━━━ Material
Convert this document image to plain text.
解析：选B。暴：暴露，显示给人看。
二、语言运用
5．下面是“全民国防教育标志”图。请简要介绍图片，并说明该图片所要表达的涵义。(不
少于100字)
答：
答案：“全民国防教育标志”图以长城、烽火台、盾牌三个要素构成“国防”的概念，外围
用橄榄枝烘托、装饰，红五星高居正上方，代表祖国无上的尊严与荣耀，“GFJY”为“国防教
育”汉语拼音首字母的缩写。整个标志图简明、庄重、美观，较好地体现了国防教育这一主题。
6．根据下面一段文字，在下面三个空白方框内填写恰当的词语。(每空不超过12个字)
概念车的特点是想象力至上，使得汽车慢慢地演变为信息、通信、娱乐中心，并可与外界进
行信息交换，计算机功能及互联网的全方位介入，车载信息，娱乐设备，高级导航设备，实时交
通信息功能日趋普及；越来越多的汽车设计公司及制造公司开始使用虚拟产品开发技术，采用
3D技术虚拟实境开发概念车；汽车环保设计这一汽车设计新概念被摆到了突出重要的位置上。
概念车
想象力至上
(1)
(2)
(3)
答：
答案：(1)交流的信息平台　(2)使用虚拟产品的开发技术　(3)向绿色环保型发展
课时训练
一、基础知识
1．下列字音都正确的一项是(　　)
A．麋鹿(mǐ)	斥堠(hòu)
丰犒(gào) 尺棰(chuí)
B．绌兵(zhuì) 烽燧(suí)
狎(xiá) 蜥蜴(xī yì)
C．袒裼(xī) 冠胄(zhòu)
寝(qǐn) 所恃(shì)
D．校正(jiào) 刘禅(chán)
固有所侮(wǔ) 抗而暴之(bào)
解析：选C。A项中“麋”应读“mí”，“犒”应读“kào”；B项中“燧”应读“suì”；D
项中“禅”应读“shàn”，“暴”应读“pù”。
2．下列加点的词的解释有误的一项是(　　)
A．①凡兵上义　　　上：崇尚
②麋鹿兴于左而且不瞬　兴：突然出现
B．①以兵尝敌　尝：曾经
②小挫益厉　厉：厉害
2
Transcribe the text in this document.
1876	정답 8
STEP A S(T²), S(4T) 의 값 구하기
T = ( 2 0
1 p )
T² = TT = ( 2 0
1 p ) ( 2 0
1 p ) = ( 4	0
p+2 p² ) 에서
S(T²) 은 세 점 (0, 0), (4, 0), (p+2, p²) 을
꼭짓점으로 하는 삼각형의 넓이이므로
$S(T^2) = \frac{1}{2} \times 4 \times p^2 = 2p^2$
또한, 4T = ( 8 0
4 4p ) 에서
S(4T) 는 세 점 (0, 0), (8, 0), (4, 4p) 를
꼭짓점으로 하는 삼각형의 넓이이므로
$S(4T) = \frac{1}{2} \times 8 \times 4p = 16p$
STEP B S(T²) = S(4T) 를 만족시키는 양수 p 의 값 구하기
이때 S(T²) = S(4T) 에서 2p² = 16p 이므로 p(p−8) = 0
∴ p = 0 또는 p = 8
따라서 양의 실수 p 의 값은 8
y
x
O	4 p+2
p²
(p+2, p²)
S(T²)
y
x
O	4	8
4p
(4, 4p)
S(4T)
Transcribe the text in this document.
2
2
━━━━━━
Work instructions: Look for the word "times" in every line of the listing and copy the lines that have it.

Full solution:
$S(T^2) = \frac{1}{2} \times 4 \times p^2 = 2p^2$
$S(4T) = \frac{1}{2} \times 8 \times 4p = 16p$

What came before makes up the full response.